Dataset rows about figures
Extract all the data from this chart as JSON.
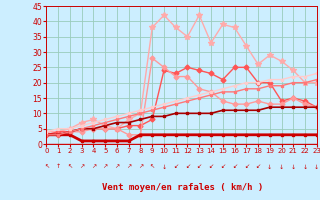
{
  "background_color": "#cceeff",
  "grid_color": "#99ccbb",
  "xlabel": "Vent moyen/en rafales ( km/h )",
  "tick_color": "#cc0000",
  "xlim": [
    0,
    23
  ],
  "ylim": [
    0,
    45
  ],
  "yticks": [
    0,
    5,
    10,
    15,
    20,
    25,
    30,
    35,
    40,
    45
  ],
  "xticks": [
    0,
    1,
    2,
    3,
    4,
    5,
    6,
    7,
    8,
    9,
    10,
    11,
    12,
    13,
    14,
    15,
    16,
    17,
    18,
    19,
    20,
    21,
    22,
    23
  ],
  "arrows": [
    "↖",
    "↑",
    "↖",
    "↗",
    "↗",
    "↗",
    "↗",
    "↗",
    "↗",
    "↖",
    "↓",
    "↙",
    "↙",
    "↙",
    "↙",
    "↙",
    "↙",
    "↙",
    "↙",
    "↓",
    "↓",
    "↓",
    "↓",
    "↓"
  ],
  "series": [
    {
      "color": "#ffaaaa",
      "linewidth": 1.0,
      "marker": "*",
      "markersize": 4,
      "values": [
        4,
        4,
        5,
        7,
        8,
        6,
        5,
        8,
        10,
        38,
        42,
        38,
        35,
        42,
        33,
        39,
        38,
        32,
        26,
        29,
        27,
        24,
        20,
        20
      ]
    },
    {
      "color": "#ff5555",
      "linewidth": 1.0,
      "marker": "D",
      "markersize": 2.5,
      "values": [
        3,
        4,
        4,
        5,
        5,
        5,
        5,
        6,
        6,
        8,
        24,
        23,
        25,
        24,
        23,
        21,
        25,
        25,
        20,
        20,
        14,
        15,
        14,
        12
      ]
    },
    {
      "color": "#ff9999",
      "linewidth": 1.0,
      "marker": "D",
      "markersize": 2.5,
      "values": [
        3,
        3,
        4,
        4,
        5,
        5,
        5,
        3,
        3,
        28,
        25,
        22,
        22,
        18,
        17,
        14,
        13,
        13,
        14,
        13,
        13,
        15,
        13,
        12
      ]
    },
    {
      "color": "#cc0000",
      "linewidth": 2.0,
      "marker": "s",
      "markersize": 2.0,
      "values": [
        3,
        3,
        3,
        1,
        1,
        1,
        1,
        1,
        3,
        3,
        3,
        3,
        3,
        3,
        3,
        3,
        3,
        3,
        3,
        3,
        3,
        3,
        3,
        3
      ]
    },
    {
      "color": "#aa0000",
      "linewidth": 1.2,
      "marker": "s",
      "markersize": 2.0,
      "values": [
        3,
        3,
        4,
        5,
        5,
        6,
        7,
        7,
        8,
        9,
        9,
        10,
        10,
        10,
        10,
        11,
        11,
        11,
        11,
        12,
        12,
        12,
        12,
        12
      ]
    },
    {
      "color": "#ff7777",
      "linewidth": 1.0,
      "marker": "s",
      "markersize": 2.0,
      "values": [
        3,
        3,
        4,
        5,
        6,
        7,
        8,
        9,
        10,
        11,
        12,
        13,
        14,
        15,
        16,
        17,
        17,
        18,
        18,
        19,
        19,
        20,
        20,
        21
      ]
    },
    {
      "color": "#ffcccc",
      "linewidth": 1.0,
      "marker": "s",
      "markersize": 2.0,
      "values": [
        4,
        5,
        5,
        6,
        7,
        8,
        9,
        10,
        11,
        12,
        13,
        14,
        15,
        16,
        17,
        18,
        19,
        20,
        20,
        21,
        21,
        22,
        22,
        23
      ]
    }
  ]
}
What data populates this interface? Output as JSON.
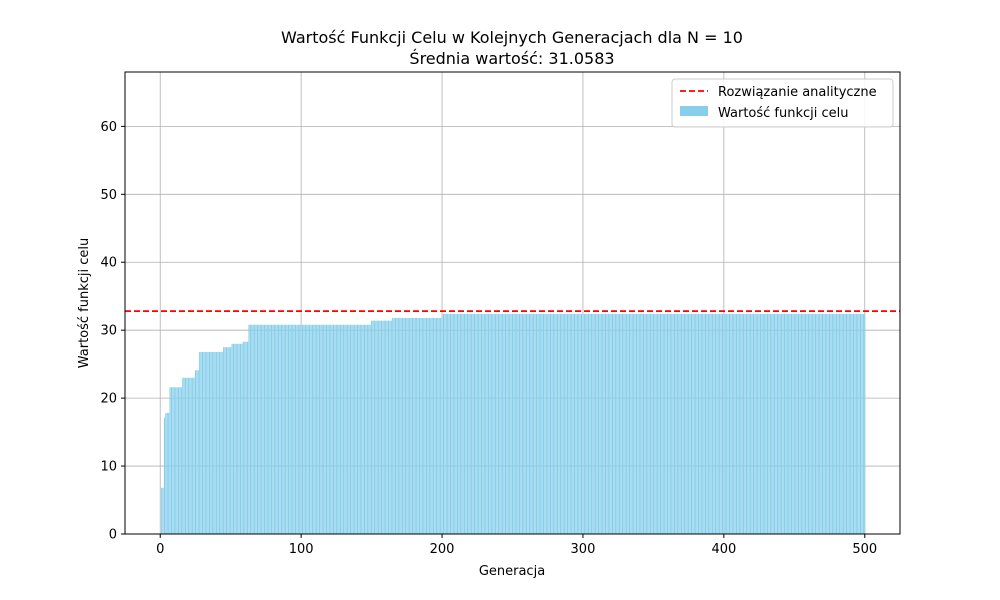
{
  "chart_data": {
    "type": "bar",
    "title": "Wartość Funkcji Celu w Kolejnych Generacjach dla N = 10",
    "subtitle": "Średnia wartość: 31.0583",
    "xlabel": "Generacja",
    "ylabel": "Wartość funkcji celu",
    "xlim": [
      -25,
      525
    ],
    "ylim": [
      0,
      68
    ],
    "x_ticks": [
      0,
      100,
      200,
      300,
      400,
      500
    ],
    "y_ticks": [
      0,
      10,
      20,
      30,
      40,
      50,
      60
    ],
    "grid": true,
    "legend_position": "top-right",
    "bar_color": "#87ceeb",
    "reference_color": "#ff0000",
    "series": [
      {
        "name": "Wartość funkcji celu",
        "x_start": 1,
        "x_end": 500,
        "step_values": [
          {
            "from": 1,
            "to": 2,
            "value": 6.8
          },
          {
            "from": 3,
            "to": 3,
            "value": 17.1
          },
          {
            "from": 4,
            "to": 6,
            "value": 17.8
          },
          {
            "from": 7,
            "to": 15,
            "value": 21.6
          },
          {
            "from": 16,
            "to": 24,
            "value": 23.0
          },
          {
            "from": 25,
            "to": 27,
            "value": 24.1
          },
          {
            "from": 28,
            "to": 44,
            "value": 26.8
          },
          {
            "from": 45,
            "to": 50,
            "value": 27.5
          },
          {
            "from": 51,
            "to": 58,
            "value": 28.0
          },
          {
            "from": 59,
            "to": 62,
            "value": 28.3
          },
          {
            "from": 63,
            "to": 149,
            "value": 30.8
          },
          {
            "from": 150,
            "to": 164,
            "value": 31.4
          },
          {
            "from": 165,
            "to": 200,
            "value": 31.8
          },
          {
            "from": 201,
            "to": 500,
            "value": 32.4
          }
        ]
      }
    ],
    "reference_line": {
      "name": "Rozwiązanie analityczne",
      "value": 32.8
    }
  }
}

#### [AIM]
From the listing above, collect each line in which the string "xlabel" appears.

#### [EXERCISE ANSWER]
  "xlabel": "Vent moyen/en rafales ( km/h )",
    "xlabel": "Generacja",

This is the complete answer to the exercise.